(Records from a dataset)

==========

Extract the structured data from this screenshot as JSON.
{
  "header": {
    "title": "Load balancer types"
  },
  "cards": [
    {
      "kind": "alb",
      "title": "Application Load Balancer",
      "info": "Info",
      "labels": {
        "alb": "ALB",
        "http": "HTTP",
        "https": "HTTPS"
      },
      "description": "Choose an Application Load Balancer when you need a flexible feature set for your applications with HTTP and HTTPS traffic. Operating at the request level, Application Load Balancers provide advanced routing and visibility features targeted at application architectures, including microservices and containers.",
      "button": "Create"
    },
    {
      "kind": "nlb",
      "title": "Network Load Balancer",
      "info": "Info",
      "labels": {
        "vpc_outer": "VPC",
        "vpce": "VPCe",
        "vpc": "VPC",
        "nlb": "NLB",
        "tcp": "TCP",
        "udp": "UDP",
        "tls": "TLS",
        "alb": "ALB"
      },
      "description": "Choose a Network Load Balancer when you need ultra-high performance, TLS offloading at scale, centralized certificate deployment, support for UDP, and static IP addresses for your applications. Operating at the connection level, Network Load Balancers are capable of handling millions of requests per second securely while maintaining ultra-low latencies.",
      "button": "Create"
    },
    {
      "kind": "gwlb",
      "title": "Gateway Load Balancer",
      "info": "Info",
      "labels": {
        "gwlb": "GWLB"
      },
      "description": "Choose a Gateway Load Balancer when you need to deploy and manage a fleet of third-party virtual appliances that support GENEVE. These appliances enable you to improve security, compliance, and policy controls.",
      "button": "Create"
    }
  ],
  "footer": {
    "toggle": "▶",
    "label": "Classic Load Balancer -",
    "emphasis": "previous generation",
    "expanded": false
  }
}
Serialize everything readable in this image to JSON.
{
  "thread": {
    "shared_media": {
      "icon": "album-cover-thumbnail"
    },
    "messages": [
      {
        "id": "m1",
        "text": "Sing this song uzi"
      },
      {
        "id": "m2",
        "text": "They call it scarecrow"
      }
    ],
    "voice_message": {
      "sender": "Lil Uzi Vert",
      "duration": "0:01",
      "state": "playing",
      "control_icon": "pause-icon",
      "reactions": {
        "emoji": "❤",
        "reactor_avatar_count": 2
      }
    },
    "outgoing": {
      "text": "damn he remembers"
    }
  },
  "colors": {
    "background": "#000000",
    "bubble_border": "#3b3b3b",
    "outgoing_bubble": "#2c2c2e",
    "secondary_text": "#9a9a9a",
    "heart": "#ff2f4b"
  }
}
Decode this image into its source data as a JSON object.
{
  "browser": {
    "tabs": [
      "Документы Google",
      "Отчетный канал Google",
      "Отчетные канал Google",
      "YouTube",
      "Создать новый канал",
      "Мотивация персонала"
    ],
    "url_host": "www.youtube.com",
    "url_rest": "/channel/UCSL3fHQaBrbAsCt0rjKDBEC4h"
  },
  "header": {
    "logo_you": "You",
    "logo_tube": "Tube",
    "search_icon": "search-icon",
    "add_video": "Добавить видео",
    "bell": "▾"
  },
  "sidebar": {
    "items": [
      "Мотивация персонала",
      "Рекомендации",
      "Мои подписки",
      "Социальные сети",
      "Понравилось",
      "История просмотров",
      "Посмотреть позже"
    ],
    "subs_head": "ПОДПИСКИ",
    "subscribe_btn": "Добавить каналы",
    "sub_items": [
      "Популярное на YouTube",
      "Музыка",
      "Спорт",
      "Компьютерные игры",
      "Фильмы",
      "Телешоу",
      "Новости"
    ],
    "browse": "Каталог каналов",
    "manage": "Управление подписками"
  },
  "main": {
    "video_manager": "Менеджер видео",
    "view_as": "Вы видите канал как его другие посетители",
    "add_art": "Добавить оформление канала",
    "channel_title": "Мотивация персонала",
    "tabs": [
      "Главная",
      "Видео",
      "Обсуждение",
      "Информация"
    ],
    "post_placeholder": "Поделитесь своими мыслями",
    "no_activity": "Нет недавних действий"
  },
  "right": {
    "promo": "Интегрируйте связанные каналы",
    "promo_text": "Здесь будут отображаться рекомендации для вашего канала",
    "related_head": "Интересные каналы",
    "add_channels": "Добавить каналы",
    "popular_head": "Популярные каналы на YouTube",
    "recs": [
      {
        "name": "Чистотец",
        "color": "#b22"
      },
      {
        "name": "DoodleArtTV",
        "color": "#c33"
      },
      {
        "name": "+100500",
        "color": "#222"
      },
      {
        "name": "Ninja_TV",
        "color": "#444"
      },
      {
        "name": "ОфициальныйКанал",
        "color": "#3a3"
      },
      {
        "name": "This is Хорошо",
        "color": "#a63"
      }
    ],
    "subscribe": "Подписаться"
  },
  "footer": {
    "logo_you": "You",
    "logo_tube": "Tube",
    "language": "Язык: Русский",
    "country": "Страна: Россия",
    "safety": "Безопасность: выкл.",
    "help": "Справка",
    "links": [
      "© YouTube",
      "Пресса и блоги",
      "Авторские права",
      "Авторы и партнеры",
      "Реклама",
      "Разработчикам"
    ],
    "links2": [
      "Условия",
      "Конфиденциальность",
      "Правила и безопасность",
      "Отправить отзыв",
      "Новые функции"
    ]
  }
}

==========

TASK REQUIREMENTS:
Extract the full set of entries word for word.

EXERCISE SOLUTION:
Extract the structured data from this screenshot as JSON.
{
  "header": {
    "title": "Load balancer types"
  },
  "cards": [
    {
      "kind": "alb",
      "title": "Application Load Balancer",
      "info": "Info",
      "labels": {
        "alb": "ALB",
        "http": "HTTP",
        "https": "HTTPS"
      },
      "description": "Choose an Application Load Balancer when you need a flexible feature set for your applications with HTTP and HTTPS traffic. Operating at the request level, Application Load Balancers provide advanced routing and visibility features targeted at application architectures, including microservices and containers.",
      "button": "Create"
    },
    {
      "kind": "nlb",
      "title": "Network Load Balancer",
      "info": "Info",
      "labels": {
        "vpc_outer": "VPC",
        "vpce": "VPCe",
        "vpc": "VPC",
        "nlb": "NLB",
        "tcp": "TCP",
        "udp": "UDP",
        "tls": "TLS",
        "alb": "ALB"
      },
      "description": "Choose a Network Load Balancer when you need ultra-high performance, TLS offloading at scale, centralized certificate deployment, support for UDP, and static IP addresses for your applications. Operating at the connection level, Network Load Balancers are capable of handling millions of requests per second securely while maintaining ultra-low latencies.",
      "button": "Create"
    },
    {
      "kind": "gwlb",
      "title": "Gateway Load Balancer",
      "info": "Info",
      "labels": {
        "gwlb": "GWLB"
      },
      "description": "Choose a Gateway Load Balancer when you need to deploy and manage a fleet of third-party virtual appliances that support GENEVE. These appliances enable you to improve security, compliance, and policy controls.",
      "button": "Create"
    }
  ],
  "footer": {
    "toggle": "▶",
    "label": "Classic Load Balancer -",
    "emphasis": "previous generation",
    "expanded": false
  }
}
Serialize everything readable in this image to JSON.
{
  "thread": {
    "shared_media": {
      "icon": "album-cover-thumbnail"
    },
    "messages": [
      {
        "id": "m1",
        "text": "Sing this song uzi"
      },
      {
        "id": "m2",
        "text": "They call it scarecrow"
      }
    ],
    "voice_message": {
      "sender": "Lil Uzi Vert",
      "duration": "0:01",
      "state": "playing",
      "control_icon": "pause-icon",
      "reactions": {
        "emoji": "❤",
        "reactor_avatar_count": 2
      }
    },
    "outgoing": {
      "text": "damn he remembers"
    }
  },
  "colors": {
    "background": "#000000",
    "bubble_border": "#3b3b3b",
    "outgoing_bubble": "#2c2c2e",
    "secondary_text": "#9a9a9a",
    "heart": "#ff2f4b"
  }
}
Decode this image into its source data as a JSON object.
{
  "browser": {
    "tabs": [
      "Документы Google",
      "Отчетный канал Google",
      "Отчетные канал Google",
      "YouTube",
      "Создать новый канал",
      "Мотивация персонала"
    ],
    "url_host": "www.youtube.com",
    "url_rest": "/channel/UCSL3fHQaBrbAsCt0rjKDBEC4h"
  },
  "header": {
    "logo_you": "You",
    "logo_tube": "Tube",
    "search_icon": "search-icon",
    "add_video": "Добавить видео",
    "bell": "▾"
  },
  "sidebar": {
    "items": [
      "Мотивация персонала",
      "Рекомендации",
      "Мои подписки",
      "Социальные сети",
      "Понравилось",
      "История просмотров",
      "Посмотреть позже"
    ],
    "subs_head": "ПОДПИСКИ",
    "subscribe_btn": "Добавить каналы",
    "sub_items": [
      "Популярное на YouTube",
      "Музыка",
      "Спорт",
      "Компьютерные игры",
      "Фильмы",
      "Телешоу",
      "Новости"
    ],
    "browse": "Каталог каналов",
    "manage": "Управление подписками"
  },
  "main": {
    "video_manager": "Менеджер видео",
    "view_as": "Вы видите канал как его другие посетители",
    "add_art": "Добавить оформление канала",
    "channel_title": "Мотивация персонала",
    "tabs": [
      "Главная",
      "Видео",
      "Обсуждение",
      "Информация"
    ],
    "post_placeholder": "Поделитесь своими мыслями",
    "no_activity": "Нет недавних действий"
  },
  "right": {
    "promo": "Интегрируйте связанные каналы",
    "promo_text": "Здесь будут отображаться рекомендации для вашего канала",
    "related_head": "Интересные каналы",
    "add_channels": "Добавить каналы",
    "popular_head": "Популярные каналы на YouTube",
    "recs": [
      {
        "name": "Чистотец",
        "color": "#b22"
      },
      {
        "name": "DoodleArtTV",
        "color": "#c33"
      },
      {
        "name": "+100500",
        "color": "#222"
      },
      {
        "name": "Ninja_TV",
        "color": "#444"
      },
      {
        "name": "ОфициальныйКанал",
        "color": "#3a3"
      },
      {
        "name": "This is Хорошо",
        "color": "#a63"
      }
    ],
    "subscribe": "Подписаться"
  },
  "footer": {
    "logo_you": "You",
    "logo_tube": "Tube",
    "language": "Язык: Русский",
    "country": "Страна: Россия",
    "safety": "Безопасность: выкл.",
    "help": "Справка",
    "links": [
      "© YouTube",
      "Пресса и блоги",
      "Авторские права",
      "Авторы и партнеры",
      "Реклама",
      "Разработчикам"
    ],
    "links2": [
      "Условия",
      "Конфиденциальность",
      "Правила и безопасность",
      "Отправить отзыв",
      "Новые функции"
    ]
  }
}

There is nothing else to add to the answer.